[Stored records]
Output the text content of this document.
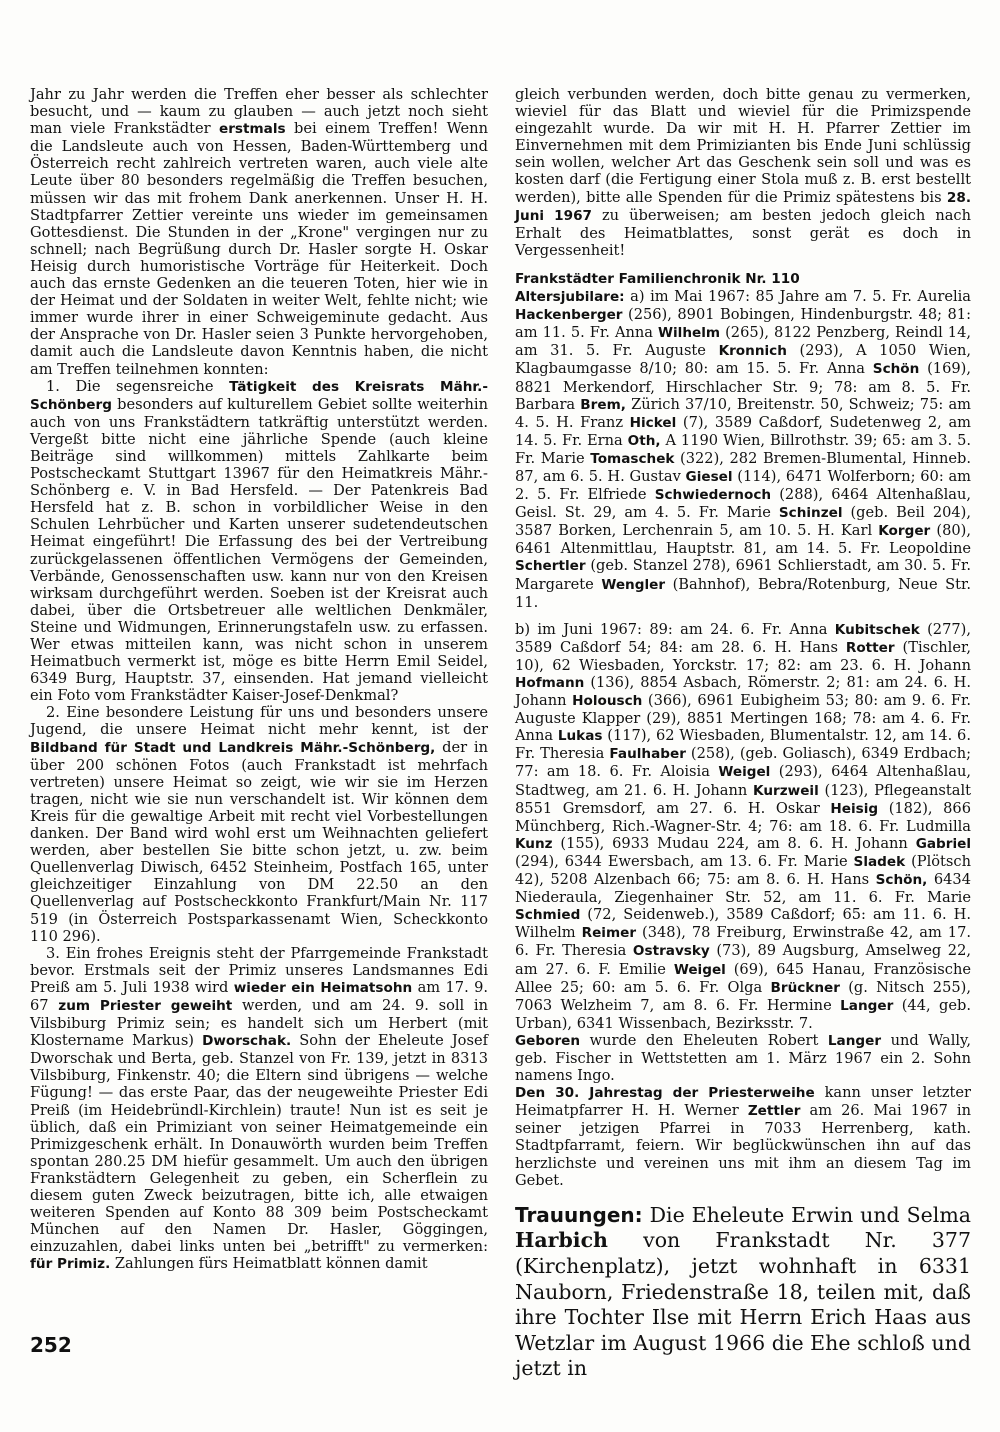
Jahr zu Jahr werden die Treffen eher besser als schlechter besucht, und — kaum zu glauben — auch jetzt noch sieht man viele Frankstädter erstmals bei einem Treffen! Wenn die Landsleute auch von Hessen, Baden-Württemberg und Österreich recht zahlreich vertreten waren, auch viele alte Leute über 80 besonders regelmäßig die Treffen besuchen, müssen wir das mit frohem Dank anerkennen. Unser H. H. Stadtpfarrer Zettier vereinte uns wieder im gemeinsamen Gottesdienst. Die Stunden in der „Krone" vergingen nur zu schnell; nach Begrüßung durch Dr. Hasler sorgte H. Oskar Heisig durch humoristische Vorträge für Heiterkeit. Doch auch das ernste Gedenken an die teueren Toten, hier wie in der Heimat und der Soldaten in weiter Welt, fehlte nicht; wie immer wurde ihrer in einer Schweigeminute gedacht. Aus der Ansprache von Dr. Hasler seien 3 Punkte hervorgehoben, damit auch die Landsleute davon Kenntnis haben, die nicht am Treffen teilnehmen konnten:

1. Die segensreiche Tätigkeit des Kreisrats Mähr.-Schönberg besonders auf kulturellem Gebiet sollte weiterhin auch von uns Frankstädtern tatkräftig unterstützt werden. Vergeßt bitte nicht eine jährliche Spende (auch kleine Beiträge sind willkommen) mittels Zahlkarte beim Postscheckamt Stuttgart 13967 für den Heimatkreis Mähr.-Schönberg e. V. in Bad Hersfeld. — Der Patenkreis Bad Hersfeld hat z. B. schon in vorbildlicher Weise in den Schulen Lehrbücher und Karten unserer sudetendeutschen Heimat eingeführt! Die Erfassung des bei der Vertreibung zurückgelassenen öffentlichen Vermögens der Gemeinden, Verbände, Genossenschaften usw. kann nur von den Kreisen wirksam durchgeführt werden. Soeben ist der Kreisrat auch dabei, über die Ortsbetreuer alle weltlichen Denkmäler, Steine und Widmungen, Erinnerungstafeln usw. zu erfassen. Wer etwas mitteilen kann, was nicht schon in unserem Heimatbuch vermerkt ist, möge es bitte Herrn Emil Seidel, 6349 Burg, Hauptstr. 37, einsenden. Hat jemand vielleicht ein Foto vom Frankstädter Kaiser-Josef-Denkmal?

2. Eine besondere Leistung für uns und besonders unsere Jugend, die unsere Heimat nicht mehr kennt, ist der Bildband für Stadt und Landkreis Mähr.-Schönberg, der in über 200 schönen Fotos (auch Frankstadt ist mehrfach vertreten) unsere Heimat so zeigt, wie wir sie im Herzen tragen, nicht wie sie nun verschandelt ist. Wir können dem Kreis für die gewaltige Arbeit mit recht viel Vorbestellungen danken. Der Band wird wohl erst um Weihnachten geliefert werden, aber bestellen Sie bitte schon jetzt, u. zw. beim Quellenverlag Diwisch, 6452 Steinheim, Postfach 165, unter gleichzeitiger Einzahlung von DM 22.50 an den Quellenverlag auf Postscheckkonto Frankfurt/Main Nr. 117 519 (in Österreich Postsparkassenamt Wien, Scheckkonto 110 296).

3. Ein frohes Ereignis steht der Pfarrgemeinde Frankstadt bevor. Erstmals seit der Primiz unseres Landsmannes Edi Preiß am 5. Juli 1938 wird wieder ein Heimatsohn am 17. 9. 67 zum Priester geweiht werden, und am 24. 9. soll in Vilsbiburg Primiz sein; es handelt sich um Herbert (mit Klostername Markus) Dworschak. Sohn der Eheleute Josef Dworschak und Berta, geb. Stanzel von Fr. 139, jetzt in 8313 Vilsbiburg, Finkenstr. 40; die Eltern sind übrigens — welche Fügung! — das erste Paar, das der neugeweihte Priester Edi Preiß (im Heidebründl-Kirchlein) traute! Nun ist es seit je üblich, daß ein Primiziant von seiner Heimatgemeinde ein Primizgeschenk erhält. In Donauwörth wurden beim Treffen spontan 280.25 DM hiefür gesammelt. Um auch den übrigen Frankstädtern Gelegenheit zu geben, ein Scherflein zu diesem guten Zweck beizutragen, bitte ich, alle etwaigen weiteren Spenden auf Konto 88 309 beim Postscheckamt München auf den Namen Dr. Hasler, Göggingen, einzuzahlen, dabei links unten bei „betrifft" zu vermerken: für Primiz. Zahlungen fürs Heimatblatt können damit

gleich verbunden werden, doch bitte genau zu vermerken, wieviel für das Blatt und wieviel für die Primizspende eingezahlt wurde. Da wir mit H. H. Pfarrer Zettier im Einvernehmen mit dem Primizianten bis Ende Juni schlüssig sein wollen, welcher Art das Geschenk sein soll und was es kosten darf (die Fertigung einer Stola muß z. B. erst bestellt werden), bitte alle Spenden für die Primiz spätestens bis 28. Juni 1967 zu überweisen; am besten jedoch gleich nach Erhalt des Heimatblattes, sonst gerät es doch in Vergessenheit!

Frankstädter Familienchronik Nr. 110

Altersjubilare: a) im Mai 1967: 85 Jahre am 7. 5. Fr. Aurelia Hackenberger (256), 8901 Bobingen, Hindenburgstr. 48; 81: am 11. 5. Fr. Anna Wilhelm (265), 8122 Penzberg, Reindl 14, am 31. 5. Fr. Auguste Kronnich (293), A 1050 Wien, Klagbaumgasse 8/10; 80: am 15. 5. Fr. Anna Schön (169), 8821 Merkendorf, Hirschlacher Str. 9; 78: am 8. 5. Fr. Barbara Brem, Zürich 37/10, Breitenstr. 50, Schweiz; 75: am 4. 5. H. Franz Hickel (7), 3589 Caßdorf, Sudetenweg 2, am 14. 5. Fr. Erna Oth, A 1190 Wien, Billrothstr. 39; 65: am 3. 5. Fr. Marie Tomaschek (322), 282 Bremen-Blumental, Hinneb. 87, am 6. 5. H. Gustav Giesel (114), 6471 Wolferborn; 60: am 2. 5. Fr. Elfriede Schwiedernoch (288), 6464 Altenhaßlau, Geisl. St. 29, am 4. 5. Fr. Marie Schinzel (geb. Beil 204), 3587 Borken, Lerchenrain 5, am 10. 5. H. Karl Korger (80), 6461 Altenmittlau, Hauptstr. 81, am 14. 5. Fr. Leopoldine Schertler (geb. Stanzel 278), 6961 Schlierstadt, am 30. 5. Fr. Margarete Wengler (Bahnhof), Bebra/Rotenburg, Neue Str. 11.

b) im Juni 1967: 89: am 24. 6. Fr. Anna Kubitschek (277), 3589 Caßdorf 54; 84: am 28. 6. H. Hans Rotter (Tischler, 10), 62 Wiesbaden, Yorckstr. 17; 82: am 23. 6. H. Johann Hofmann (136), 8854 Asbach, Römerstr. 2; 81: am 24. 6. H. Johann Holousch (366), 6961 Eubigheim 53; 80: am 9. 6. Fr. Auguste Klapper (29), 8851 Mertingen 168; 78: am 4. 6. Fr. Anna Lukas (117), 62 Wiesbaden, Blumentalstr. 12, am 14. 6. Fr. Theresia Faulhaber (258), (geb. Goliasch), 6349 Erdbach; 77: am 18. 6. Fr. Aloisia Weigel (293), 6464 Altenhaßlau, Stadtweg, am 21. 6. H. Johann Kurzweil (123), Pflegeanstalt 8551 Gremsdorf, am 27. 6. H. Oskar Heisig (182), 866 Münchberg, Rich.-Wagner-Str. 4; 76: am 18. 6. Fr. Ludmilla Kunz (155), 6933 Mudau 224, am 8. 6. H. Johann Gabriel (294), 6344 Ewersbach, am 13. 6. Fr. Marie Sladek (Plötsch 42), 5208 Alzenbach 66; 75: am 8. 6. H. Hans Schön, 6434 Niederaula, Ziegenhainer Str. 52, am 11. 6. Fr. Marie Schmied (72, Seidenweb.), 3589 Caßdorf; 65: am 11. 6. H. Wilhelm Reimer (348), 78 Freiburg, Erwinstraße 42, am 17. 6. Fr. Theresia Ostravsky (73), 89 Augsburg, Amselweg 22, am 27. 6. F. Emilie Weigel (69), 645 Hanau, Französische Allee 25; 60: am 5. 6. Fr. Olga Brückner (g. Nitsch 255), 7063 Welzheim 7, am 8. 6. Fr. Hermine Langer (44, geb. Urban), 6341 Wissenbach, Bezirksstr. 7.

Geboren wurde den Eheleuten Robert Langer und Wally, geb. Fischer in Wettstetten am 1. März 1967 ein 2. Sohn namens Ingo.

Den 30. Jahrestag der Priesterweihe kann unser letzter Heimatpfarrer H. H. Werner Zettler am 26. Mai 1967 in seiner jetzigen Pfarrei in 7033 Herrenberg, kath. Stadtpfarramt, feiern. Wir beglückwünschen ihn auf das herzlichste und vereinen uns mit ihm an diesem Tag im Gebet.

Trauungen: Die Eheleute Erwin und Selma Harbich von Frankstadt Nr. 377 (Kirchenplatz), jetzt wohnhaft in 6331 Nauborn, Friedenstraße 18, teilen mit, daß ihre Tochter Ilse mit Herrn Erich Haas aus Wetzlar im August 1966 die Ehe schloß und jetzt in

252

*Requirements*
Where a line above contains the word "recht", copy that line.

*The completed task*
Jahr zu Jahr werden die Treffen eher besser als schlechter besucht, und — kaum zu glauben — auch jetzt noch sieht man viele Frankstädter erstmals bei einem Treffen! Wenn die Landsleute auch von Hessen, Baden-Württemberg und Österreich recht zahlreich vertreten waren, auch viele alte Leute über 80 besonders regelmäßig die Treffen besuchen, müssen wir das mit frohem Dank anerkennen. Unser H. H. Stadtpfarrer Zettier vereinte uns wieder im gemeinsamen Gottesdienst. Die Stunden in der „Krone" vergingen nur zu schnell; nach Begrüßung durch Dr. Hasler sorgte H. Oskar Heisig durch humoristische Vorträge für Heiterkeit. Doch auch das ernste Gedenken an die teueren Toten, hier wie in der Heimat und der Soldaten in weiter Welt, fehlte nicht; wie immer wurde ihrer in einer Schweigeminute gedacht. Aus der Ansprache von Dr. Hasler seien 3 Punkte hervorgehoben, damit auch die Landsleute davon Kenntnis haben, die nicht am Treffen teilnehmen konnten:
2. Eine besondere Leistung für uns und besonders unsere Jugend, die unsere Heimat nicht mehr kennt, ist der Bildband für Stadt und Landkreis Mähr.-Schönberg, der in über 200 schönen Fotos (auch Frankstadt ist mehrfach vertreten) unsere Heimat so zeigt, wie wir sie im Herzen tragen, nicht wie sie nun verschandelt ist. Wir können dem Kreis für die gewaltige Arbeit mit recht viel Vorbestellungen danken. Der Band wird wohl erst um Weihnachten geliefert werden, aber bestellen Sie bitte schon jetzt, u. zw. beim Quellenverlag Diwisch, 6452 Steinheim, Postfach 165, unter gleichzeitiger Einzahlung von DM 22.50 an den Quellenverlag auf Postscheckkonto Frankfurt/Main Nr. 117 519 (in Österreich Postsparkassenamt Wien, Scheckkonto 110 296).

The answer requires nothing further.